- INSTRUCTIONS FOR THE TASK -
A single number is the answer here: how many lines of the entries contain "color"?

- TASK INPUTS -
* * * * * * *
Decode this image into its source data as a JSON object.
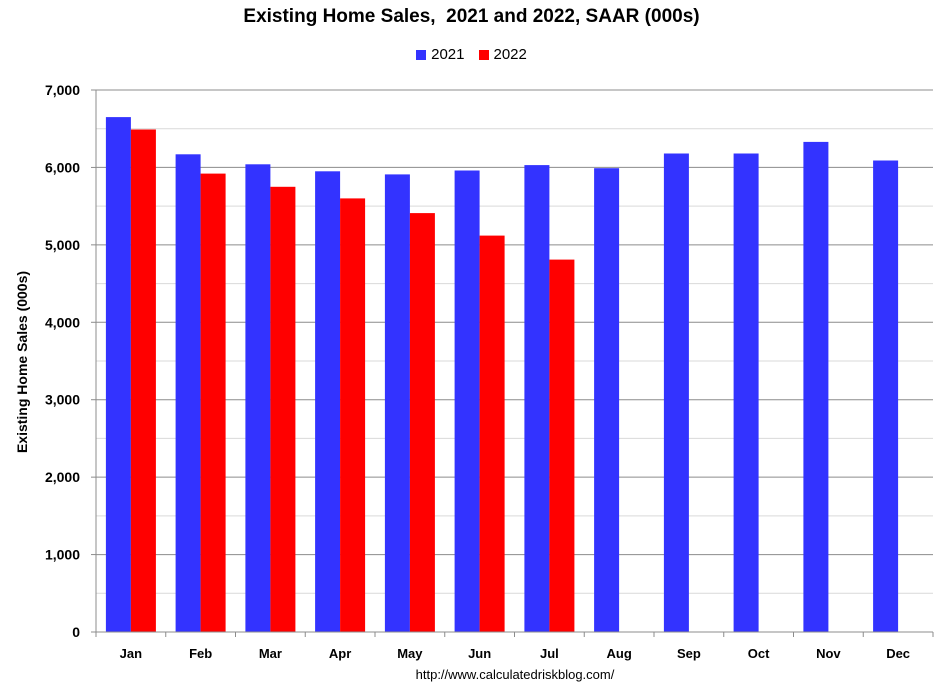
{
  "chart_data": {
    "type": "bar",
    "title": "Existing Home Sales,  2021 and 2022, SAAR (000s)",
    "xlabel": "",
    "ylabel": "Existing Home Sales (000s)",
    "ylim": [
      0,
      7000
    ],
    "yticks": [
      0,
      1000,
      2000,
      3000,
      4000,
      5000,
      6000,
      7000
    ],
    "ytick_labels": [
      "0",
      "1,000",
      "2,000",
      "3,000",
      "4,000",
      "5,000",
      "6,000",
      "7,000"
    ],
    "grid": true,
    "legend_position": "top-center",
    "categories": [
      "Jan",
      "Feb",
      "Mar",
      "Apr",
      "May",
      "Jun",
      "Jul",
      "Aug",
      "Sep",
      "Oct",
      "Nov",
      "Dec"
    ],
    "series": [
      {
        "name": "2021",
        "color": "#3333ff",
        "values": [
          6650,
          6170,
          6040,
          5950,
          5910,
          5960,
          6030,
          5990,
          6180,
          6180,
          6330,
          6090
        ]
      },
      {
        "name": "2022",
        "color": "#ff0000",
        "values": [
          6490,
          5920,
          5750,
          5600,
          5410,
          5120,
          4810,
          null,
          null,
          null,
          null,
          null
        ]
      }
    ]
  },
  "source_note": "http://www.calculatedriskblog.com/"
}
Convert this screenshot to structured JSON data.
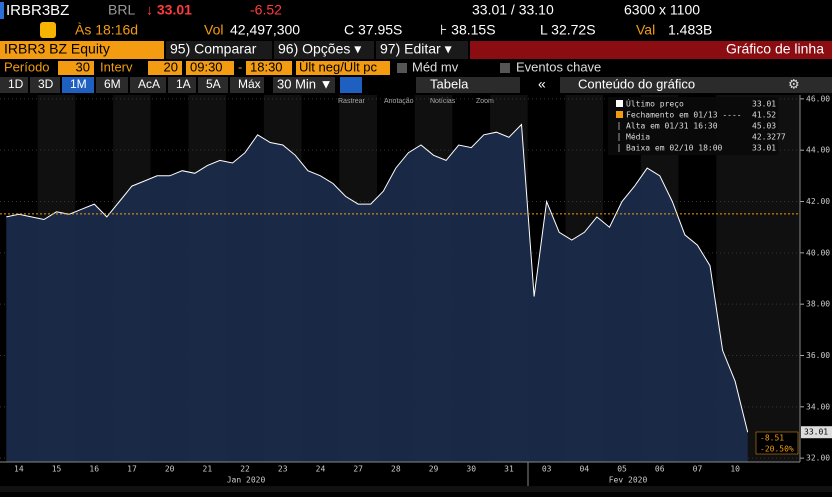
{
  "header": {
    "ticker": "IRBR3BZ",
    "currency": "BRL",
    "arrow_price": "↓ 33.01",
    "change": "-6.52",
    "bid_ask": "33.01 / 33.10",
    "size": "6300 x 1100",
    "time": "Às 18:16d",
    "vol_label": "Vol",
    "volume": "42,497,300",
    "close": "C 37.95S",
    "high": "⊦ 38.15S",
    "low": "L 32.72S",
    "val_label": "Val",
    "value": "1.483B"
  },
  "menu": {
    "security": "IRBR3 BZ Equity",
    "compare": "95) Comparar",
    "options": "96) Opções ▾",
    "edit": "97) Editar ▾",
    "chart_name": "Gráfico de linha"
  },
  "settings": {
    "period_label": "Período",
    "period": "30",
    "interval_label": "Interv",
    "interval": "20",
    "start": "09:30",
    "sep": "-",
    "end": "18:30",
    "field": "Últ neg/Últ pc",
    "moving_avg": "Méd mv",
    "events": "Eventos chave"
  },
  "ranges": [
    "1D",
    "3D",
    "1M",
    "6M",
    "AcA",
    "1A",
    "5A",
    "Máx"
  ],
  "active_range": "1M",
  "toolbar": {
    "bar": "30 Min ▼",
    "table": "Tabela",
    "collapse": "«",
    "content": "Conteúdo do gráfico",
    "gear": "⚙",
    "tools": [
      "Rastrear",
      "Anotação",
      "Notícias",
      "Zoom"
    ]
  },
  "chart_data": {
    "type": "area",
    "categories": [
      null,
      "14",
      null,
      null,
      "15",
      null,
      null,
      "16",
      null,
      null,
      "17",
      null,
      null,
      "20",
      null,
      null,
      "21",
      null,
      null,
      "22",
      null,
      null,
      "23",
      null,
      null,
      "24",
      null,
      null,
      "27",
      null,
      null,
      "28",
      null,
      null,
      "29",
      null,
      null,
      "30",
      null,
      null,
      "31",
      null,
      null,
      "03",
      null,
      null,
      "04",
      null,
      null,
      "05",
      null,
      null,
      "06",
      null,
      null,
      "07",
      null,
      null,
      "10",
      null
    ],
    "period_labels": [
      "Jan 2020",
      "Fev 2020"
    ],
    "series": [
      {
        "name": "Último preço",
        "color": "#ffffff",
        "fill": "#1c2e4d",
        "values": [
          41.4,
          41.5,
          41.4,
          41.3,
          41.6,
          41.5,
          41.7,
          41.9,
          41.4,
          42.0,
          42.6,
          42.8,
          43.0,
          43.0,
          43.2,
          43.1,
          43.4,
          43.6,
          43.5,
          43.9,
          44.6,
          44.3,
          44.2,
          43.8,
          43.2,
          43.0,
          42.7,
          42.2,
          41.9,
          41.9,
          42.4,
          43.3,
          43.9,
          44.2,
          43.8,
          43.6,
          44.2,
          44.1,
          44.6,
          44.7,
          44.5,
          45.0,
          38.3,
          42.0,
          40.8,
          40.5,
          40.8,
          41.4,
          41.0,
          42.0,
          42.6,
          43.3,
          43.0,
          42.0,
          40.7,
          40.3,
          39.5,
          36.2,
          35.0,
          33.01
        ]
      }
    ],
    "reference": {
      "name": "Fechamento em 01/13 ----",
      "value": 41.52,
      "color": "#f39c12"
    },
    "stats": [
      {
        "label": "Alta em 01/31 16:30",
        "value": 45.03
      },
      {
        "label": "Média",
        "value": 42.3277
      },
      {
        "label": "Baixa em 02/10 18:00",
        "value": 33.01
      }
    ],
    "change": "-8.51",
    "change_pct": "-20.50%",
    "ylim": [
      31.85,
      46.15
    ],
    "yticks": [
      {
        "value": 32,
        "label": "32.00"
      },
      {
        "value": 34,
        "label": "34.00"
      },
      {
        "value": 36,
        "label": "36.00"
      },
      {
        "value": 38,
        "label": "38.00"
      },
      {
        "value": 40,
        "label": "40.00"
      },
      {
        "value": 42,
        "label": "42.00"
      },
      {
        "value": 44,
        "label": "44.00"
      },
      {
        "value": 46,
        "label": "46.00"
      }
    ],
    "grid": true
  }
}
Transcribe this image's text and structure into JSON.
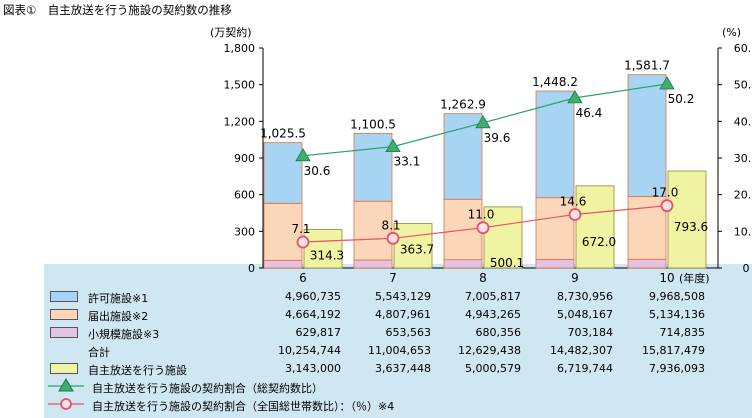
* * * * * * *
- COMPLETE ANSWER -
4